## REQUEST
Quote each record exactly, please, leaving none out.

## EXCERPTED RECORDS
######
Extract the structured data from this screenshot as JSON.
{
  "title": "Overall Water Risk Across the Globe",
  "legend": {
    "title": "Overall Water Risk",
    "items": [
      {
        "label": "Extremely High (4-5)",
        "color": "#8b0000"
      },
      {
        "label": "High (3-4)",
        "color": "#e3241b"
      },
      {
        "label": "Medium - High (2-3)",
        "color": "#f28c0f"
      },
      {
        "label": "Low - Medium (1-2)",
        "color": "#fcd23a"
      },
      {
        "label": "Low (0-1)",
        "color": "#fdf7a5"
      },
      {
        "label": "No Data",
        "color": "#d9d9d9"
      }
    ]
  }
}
######
## TASK OUTPUT
Extract the structured data from this screenshot as JSON.
{
  "title": "Overall Water Risk Across the Globe",
  "legend": {
    "title": "Overall Water Risk",
    "items": [
      {
        "label": "Extremely High (4-5)",
        "color": "#8b0000"
      },
      {
        "label": "High (3-4)",
        "color": "#e3241b"
      },
      {
        "label": "Medium - High (2-3)",
        "color": "#f28c0f"
      },
      {
        "label": "Low - Medium (1-2)",
        "color": "#fcd23a"
      },
      {
        "label": "Low (0-1)",
        "color": "#fdf7a5"
      },
      {
        "label": "No Data",
        "color": "#d9d9d9"
      }
    ]
  }
}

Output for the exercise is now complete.